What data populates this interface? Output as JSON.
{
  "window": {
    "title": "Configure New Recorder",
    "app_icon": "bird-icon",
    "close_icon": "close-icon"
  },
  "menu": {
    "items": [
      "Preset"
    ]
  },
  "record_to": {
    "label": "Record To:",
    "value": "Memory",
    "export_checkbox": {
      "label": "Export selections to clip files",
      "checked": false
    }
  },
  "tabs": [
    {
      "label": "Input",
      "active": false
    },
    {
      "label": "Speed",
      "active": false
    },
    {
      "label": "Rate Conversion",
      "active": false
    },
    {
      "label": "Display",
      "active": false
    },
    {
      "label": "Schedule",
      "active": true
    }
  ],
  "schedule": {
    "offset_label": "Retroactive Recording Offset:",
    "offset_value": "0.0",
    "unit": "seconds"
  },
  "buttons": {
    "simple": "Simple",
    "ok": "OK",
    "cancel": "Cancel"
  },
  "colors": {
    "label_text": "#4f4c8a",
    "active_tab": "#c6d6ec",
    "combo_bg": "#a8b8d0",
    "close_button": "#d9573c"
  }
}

...

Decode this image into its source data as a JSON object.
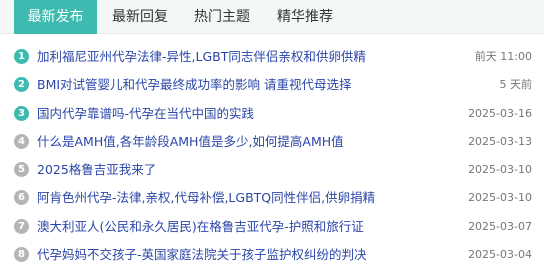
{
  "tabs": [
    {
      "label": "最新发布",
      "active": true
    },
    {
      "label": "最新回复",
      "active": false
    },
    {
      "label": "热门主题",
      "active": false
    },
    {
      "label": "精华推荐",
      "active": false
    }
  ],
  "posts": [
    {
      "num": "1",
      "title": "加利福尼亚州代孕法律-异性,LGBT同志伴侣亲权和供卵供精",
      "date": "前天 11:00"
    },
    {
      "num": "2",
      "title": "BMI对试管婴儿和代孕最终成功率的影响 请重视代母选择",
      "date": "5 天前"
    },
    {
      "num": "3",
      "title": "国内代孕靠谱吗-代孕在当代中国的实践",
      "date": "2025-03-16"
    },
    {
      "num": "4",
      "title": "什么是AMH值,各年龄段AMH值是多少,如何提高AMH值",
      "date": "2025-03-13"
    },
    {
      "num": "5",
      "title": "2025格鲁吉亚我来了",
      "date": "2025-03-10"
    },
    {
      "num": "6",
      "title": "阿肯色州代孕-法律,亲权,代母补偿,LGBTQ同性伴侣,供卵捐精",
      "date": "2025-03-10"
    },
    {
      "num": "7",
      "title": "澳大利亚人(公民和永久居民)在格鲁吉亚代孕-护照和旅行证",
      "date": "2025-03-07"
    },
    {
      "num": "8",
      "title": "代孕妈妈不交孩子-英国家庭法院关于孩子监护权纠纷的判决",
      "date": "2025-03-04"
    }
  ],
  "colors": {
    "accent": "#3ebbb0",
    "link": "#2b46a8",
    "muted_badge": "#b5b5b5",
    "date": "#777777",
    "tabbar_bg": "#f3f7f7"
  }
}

▶ **Instruction**
Extract all lines that hold the word "data".

▶ **Response to the exercise**
What data populates this interface? Output as JSON.
Decode this image into its source data as a JSON object.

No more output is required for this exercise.